## [SHORT PROBLEM]
Reproduce the text of every entry below word for word, leaving out the pictures.

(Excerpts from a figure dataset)
☆ ☆ ☆
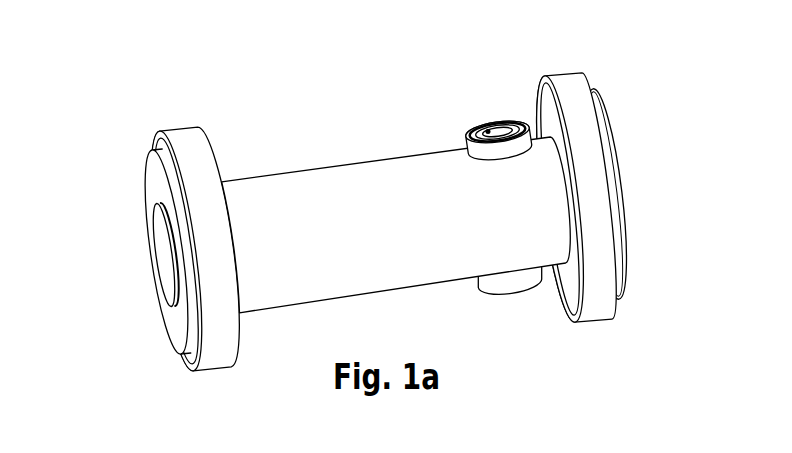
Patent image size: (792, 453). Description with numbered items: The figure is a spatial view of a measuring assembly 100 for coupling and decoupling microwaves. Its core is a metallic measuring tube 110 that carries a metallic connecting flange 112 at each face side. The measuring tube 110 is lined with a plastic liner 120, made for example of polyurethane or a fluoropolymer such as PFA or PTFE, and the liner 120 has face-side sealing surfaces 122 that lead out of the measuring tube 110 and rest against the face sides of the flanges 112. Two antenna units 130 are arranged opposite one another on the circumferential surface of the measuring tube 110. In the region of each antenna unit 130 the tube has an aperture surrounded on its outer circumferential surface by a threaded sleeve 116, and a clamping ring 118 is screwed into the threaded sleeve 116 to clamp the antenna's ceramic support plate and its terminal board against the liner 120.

The measuring assembly 100 is at (185, 80).
The measuring tube 110 is at (418, 162).
The connecting flanges 112 is at (600, 266).
The threaded sleeve 116 is at (517, 283).
The clamping ring 118 is at (478, 122).
The liner 120 is at (163, 244).
The sealing surfaces 122 is at (170, 328).
The antenna units 130 is at (490, 110).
☆ ☆ ☆
## [SOLUTION TO THIS TASK]
Patent image size: (792, 453). Description with numbered items: The figure is a spatial view of a measuring assembly 100 for coupling and decoupling microwaves. Its core is a metallic measuring tube 110 that carries a metallic connecting flange 112 at each face side. The measuring tube 110 is lined with a plastic liner 120, made for example of polyurethane or a fluoropolymer such as PFA or PTFE, and the liner 120 has face-side sealing surfaces 122 that lead out of the measuring tube 110 and rest against the face sides of the flanges 112. Two antenna units 130 are arranged opposite one another on the circumferential surface of the measuring tube 110. In the region of each antenna unit 130 the tube has an aperture surrounded on its outer circumferential surface by a threaded sleeve 116, and a clamping ring 118 is screwed into the threaded sleeve 116 to clamp the antenna's ceramic support plate and its terminal board against the liner 120.

The measuring assembly 100 is at (185, 80).
The measuring tube 110 is at (418, 162).
The connecting flanges 112 is at (600, 266).
The threaded sleeve 116 is at (517, 283).
The clamping ring 118 is at (478, 122).
The liner 120 is at (163, 244).
The sealing surfaces 122 is at (170, 328).
The antenna units 130 is at (490, 110).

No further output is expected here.